Exercise goal -
Give the number of lines that include the word "panel", nothing more.

Raw records -

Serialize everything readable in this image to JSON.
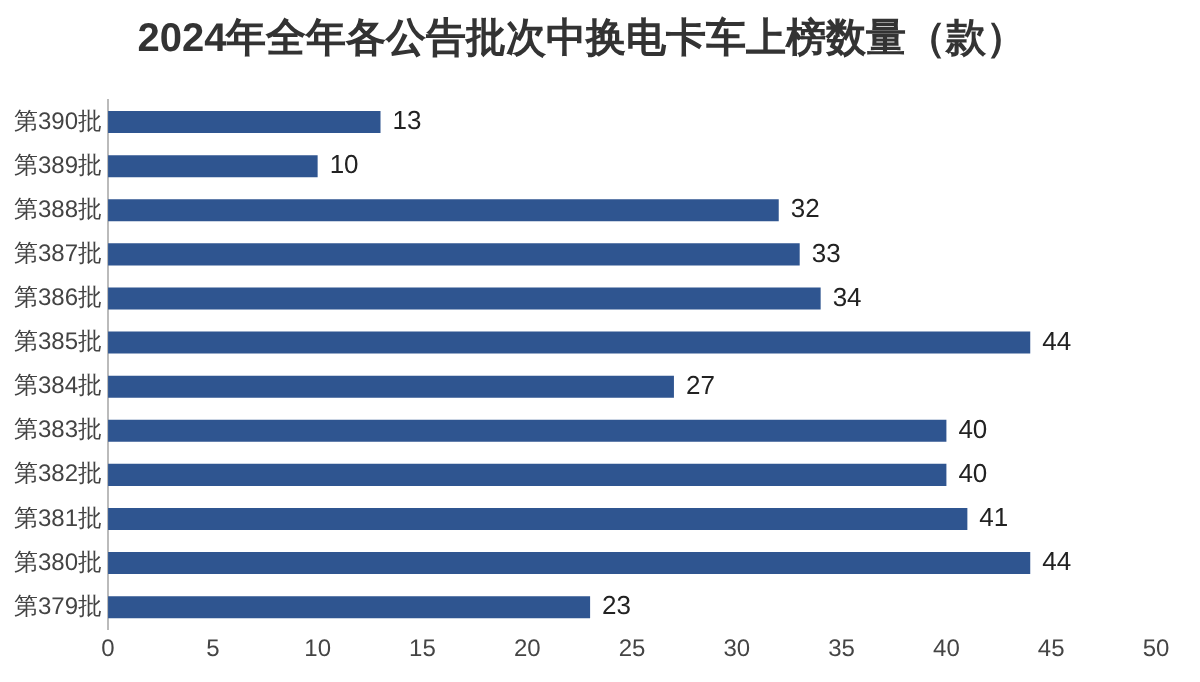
{
  "chart_data": {
    "type": "bar",
    "orientation": "horizontal",
    "title": "2024年全年各公告批次中换电卡车上榜数量（款）",
    "categories": [
      "第390批",
      "第389批",
      "第388批",
      "第387批",
      "第386批",
      "第385批",
      "第384批",
      "第383批",
      "第382批",
      "第381批",
      "第380批",
      "第379批"
    ],
    "values": [
      13,
      10,
      32,
      33,
      34,
      44,
      27,
      40,
      40,
      41,
      44,
      23
    ],
    "color": "#2f5590",
    "xlim": [
      0,
      50
    ],
    "xticks": [
      0,
      5,
      10,
      15,
      20,
      25,
      30,
      35,
      40,
      45,
      50
    ],
    "grid": false,
    "legend": false,
    "data_labels": true
  }
}
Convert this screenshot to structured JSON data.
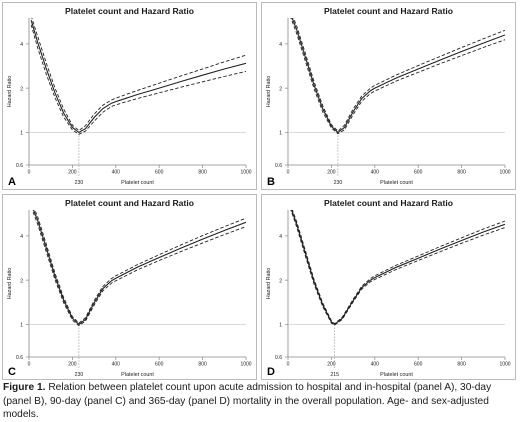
{
  "caption": {
    "label": "Figure 1.",
    "text": "Relation between platelet count upon acute admission to hospital and in-hospital (panel A), 30-day (panel B), 90-day (panel C) and 365-day (panel D) mortality in the overall population. Age- and sex-adjusted models."
  },
  "colors": {
    "curve": "#222222",
    "reference": "#9a9a9a",
    "frame": "#bbbbbb",
    "text": "#1a1a1a"
  },
  "chart_data": [
    {
      "panel": "A",
      "type": "line",
      "title": "Platelet count and Hazard Ratio",
      "xlabel": "Platelet count",
      "ylabel": "Hazard Ratio",
      "x_scale": "linear",
      "y_scale": "log",
      "xlim": [
        0,
        1000
      ],
      "ylim": [
        0.6,
        6
      ],
      "xticks": [
        0,
        200,
        400,
        600,
        800,
        1000
      ],
      "yticks": [
        0.6,
        1,
        2,
        4
      ],
      "optimum_x": 230,
      "optimum_label": "230",
      "reference_hr": 1,
      "series": [
        {
          "role": "estimate",
          "style": "solid",
          "x": [
            10,
            40,
            80,
            120,
            160,
            200,
            230,
            260,
            300,
            340,
            380,
            400,
            500,
            600,
            700,
            800,
            900,
            1000
          ],
          "values": [
            5.8,
            4.1,
            2.7,
            1.85,
            1.35,
            1.08,
            1.0,
            1.06,
            1.26,
            1.45,
            1.58,
            1.62,
            1.81,
            2.0,
            2.22,
            2.45,
            2.7,
            2.95
          ]
        },
        {
          "role": "upper_95ci",
          "style": "dashed",
          "x": [
            10,
            40,
            80,
            120,
            160,
            200,
            230,
            260,
            300,
            340,
            380,
            400,
            500,
            600,
            700,
            800,
            900,
            1000
          ],
          "values": [
            6.2,
            4.5,
            2.95,
            2.0,
            1.44,
            1.12,
            1.03,
            1.11,
            1.33,
            1.53,
            1.66,
            1.71,
            1.93,
            2.16,
            2.42,
            2.7,
            3.02,
            3.35
          ]
        },
        {
          "role": "lower_95ci",
          "style": "dashed",
          "x": [
            10,
            40,
            80,
            120,
            160,
            200,
            230,
            260,
            300,
            340,
            380,
            400,
            500,
            600,
            700,
            800,
            900,
            1000
          ],
          "values": [
            5.4,
            3.75,
            2.48,
            1.72,
            1.27,
            1.04,
            0.97,
            1.02,
            1.19,
            1.37,
            1.5,
            1.54,
            1.7,
            1.86,
            2.03,
            2.21,
            2.4,
            2.6
          ]
        }
      ]
    },
    {
      "panel": "B",
      "type": "line",
      "title": "Platelet count and Hazard Ratio",
      "xlabel": "Platelet count",
      "ylabel": "Hazard Ratio",
      "x_scale": "linear",
      "y_scale": "log",
      "xlim": [
        0,
        1000
      ],
      "ylim": [
        0.6,
        6
      ],
      "xticks": [
        0,
        200,
        400,
        600,
        800,
        1000
      ],
      "yticks": [
        0.6,
        1,
        2,
        4
      ],
      "optimum_x": 230,
      "optimum_label": "230",
      "reference_hr": 1,
      "series": [
        {
          "role": "estimate",
          "style": "solid",
          "x": [
            10,
            40,
            80,
            120,
            160,
            200,
            230,
            260,
            300,
            340,
            380,
            400,
            500,
            600,
            700,
            800,
            900,
            1000
          ],
          "values": [
            6.5,
            5.0,
            3.25,
            2.1,
            1.45,
            1.1,
            1.0,
            1.08,
            1.38,
            1.7,
            1.92,
            2.0,
            2.35,
            2.7,
            3.1,
            3.55,
            4.05,
            4.6
          ]
        },
        {
          "role": "upper_95ci",
          "style": "dashed",
          "x": [
            10,
            40,
            80,
            120,
            160,
            200,
            230,
            260,
            300,
            340,
            380,
            400,
            500,
            600,
            700,
            800,
            900,
            1000
          ],
          "values": [
            6.8,
            5.3,
            3.45,
            2.22,
            1.52,
            1.13,
            1.02,
            1.12,
            1.44,
            1.77,
            2.0,
            2.09,
            2.46,
            2.85,
            3.28,
            3.78,
            4.33,
            4.95
          ]
        },
        {
          "role": "lower_95ci",
          "style": "dashed",
          "x": [
            10,
            40,
            80,
            120,
            160,
            200,
            230,
            260,
            300,
            340,
            380,
            400,
            500,
            600,
            700,
            800,
            900,
            1000
          ],
          "values": [
            6.2,
            4.7,
            3.05,
            1.98,
            1.38,
            1.07,
            0.98,
            1.04,
            1.32,
            1.63,
            1.84,
            1.91,
            2.24,
            2.56,
            2.93,
            3.33,
            3.78,
            4.27
          ]
        }
      ]
    },
    {
      "panel": "C",
      "type": "line",
      "title": "Platelet count and Hazard Ratio",
      "xlabel": "Platelet count",
      "ylabel": "Hazard Ratio",
      "x_scale": "linear",
      "y_scale": "log",
      "xlim": [
        0,
        1000
      ],
      "ylim": [
        0.6,
        6
      ],
      "xticks": [
        0,
        200,
        400,
        600,
        800,
        1000
      ],
      "yticks": [
        0.6,
        1,
        2,
        4
      ],
      "optimum_x": 230,
      "optimum_label": "230",
      "reference_hr": 1,
      "series": [
        {
          "role": "estimate",
          "style": "solid",
          "x": [
            10,
            40,
            80,
            120,
            160,
            200,
            230,
            260,
            300,
            340,
            380,
            400,
            500,
            600,
            700,
            800,
            900,
            1000
          ],
          "values": [
            6.6,
            5.1,
            3.3,
            2.12,
            1.46,
            1.1,
            1.0,
            1.08,
            1.4,
            1.75,
            1.98,
            2.06,
            2.45,
            2.85,
            3.3,
            3.8,
            4.35,
            4.95
          ]
        },
        {
          "role": "upper_95ci",
          "style": "dashed",
          "x": [
            10,
            40,
            80,
            120,
            160,
            200,
            230,
            260,
            300,
            340,
            380,
            400,
            500,
            600,
            700,
            800,
            900,
            1000
          ],
          "values": [
            6.9,
            5.4,
            3.5,
            2.23,
            1.52,
            1.13,
            1.02,
            1.11,
            1.45,
            1.81,
            2.05,
            2.14,
            2.55,
            2.98,
            3.47,
            4.02,
            4.62,
            5.28
          ]
        },
        {
          "role": "lower_95ci",
          "style": "dashed",
          "x": [
            10,
            40,
            80,
            120,
            160,
            200,
            230,
            260,
            300,
            340,
            380,
            400,
            500,
            600,
            700,
            800,
            900,
            1000
          ],
          "values": [
            6.3,
            4.8,
            3.1,
            2.01,
            1.4,
            1.07,
            0.98,
            1.05,
            1.35,
            1.69,
            1.91,
            1.98,
            2.35,
            2.72,
            3.13,
            3.58,
            4.08,
            4.63
          ]
        }
      ]
    },
    {
      "panel": "D",
      "type": "line",
      "title": "Platelet count and Hazard Ratio",
      "xlabel": "Platelet count",
      "ylabel": "Hazard Ratio",
      "x_scale": "linear",
      "y_scale": "log",
      "xlim": [
        0,
        1000
      ],
      "ylim": [
        0.6,
        6
      ],
      "xticks": [
        0,
        200,
        400,
        600,
        800,
        1000
      ],
      "yticks": [
        0.6,
        1,
        2,
        4
      ],
      "optimum_x": 215,
      "optimum_label": "215",
      "reference_hr": 1,
      "series": [
        {
          "role": "estimate",
          "style": "solid",
          "x": [
            10,
            40,
            80,
            120,
            160,
            200,
            215,
            250,
            300,
            340,
            380,
            400,
            500,
            600,
            700,
            800,
            900,
            1000
          ],
          "values": [
            6.4,
            4.8,
            3.05,
            1.95,
            1.36,
            1.04,
            1.0,
            1.1,
            1.45,
            1.78,
            2.0,
            2.08,
            2.45,
            2.82,
            3.25,
            3.72,
            4.25,
            4.8
          ]
        },
        {
          "role": "upper_95ci",
          "style": "dashed",
          "x": [
            10,
            40,
            80,
            120,
            160,
            200,
            215,
            250,
            300,
            340,
            380,
            400,
            500,
            600,
            700,
            800,
            900,
            1000
          ],
          "values": [
            6.6,
            5.0,
            3.18,
            2.02,
            1.4,
            1.06,
            1.01,
            1.12,
            1.48,
            1.82,
            2.05,
            2.14,
            2.53,
            2.92,
            3.38,
            3.88,
            4.45,
            5.05
          ]
        },
        {
          "role": "lower_95ci",
          "style": "dashed",
          "x": [
            10,
            40,
            80,
            120,
            160,
            200,
            215,
            250,
            300,
            340,
            380,
            400,
            500,
            600,
            700,
            800,
            900,
            1000
          ],
          "values": [
            6.2,
            4.6,
            2.92,
            1.88,
            1.32,
            1.02,
            0.99,
            1.08,
            1.42,
            1.74,
            1.95,
            2.02,
            2.37,
            2.72,
            3.12,
            3.56,
            4.05,
            4.56
          ]
        }
      ]
    }
  ]
}
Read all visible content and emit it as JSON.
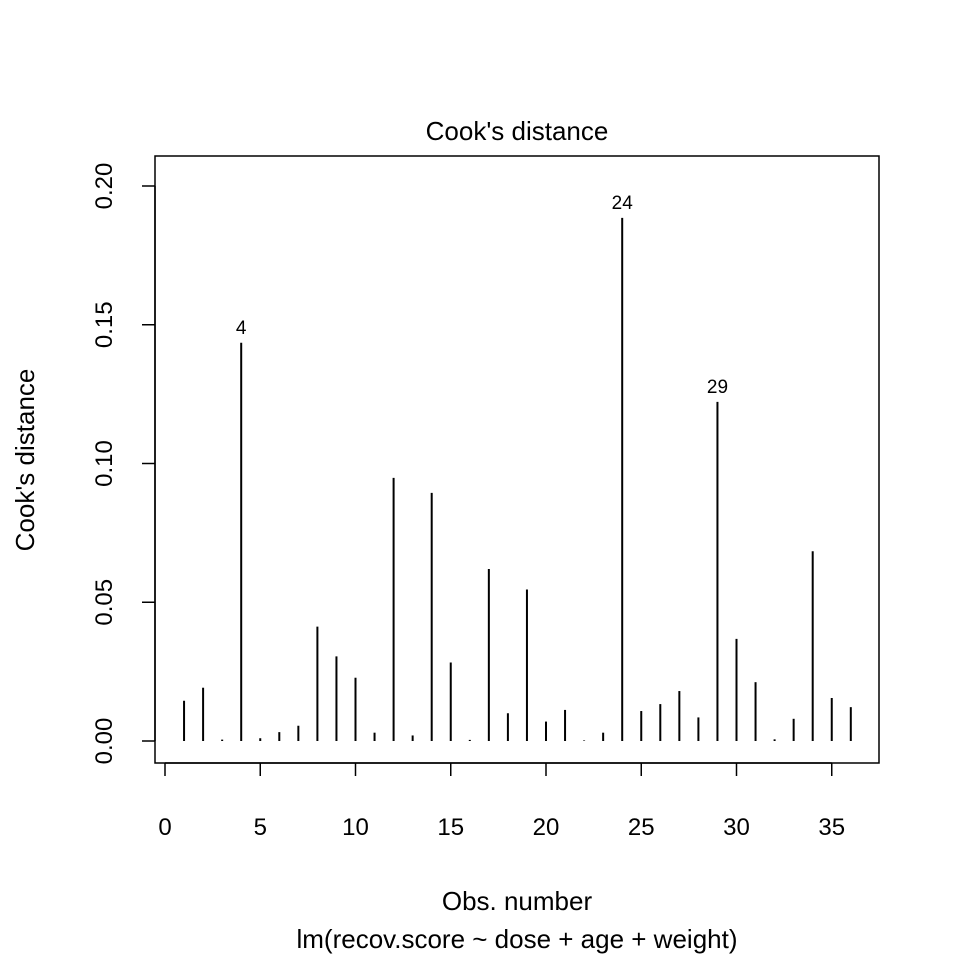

Written response -
5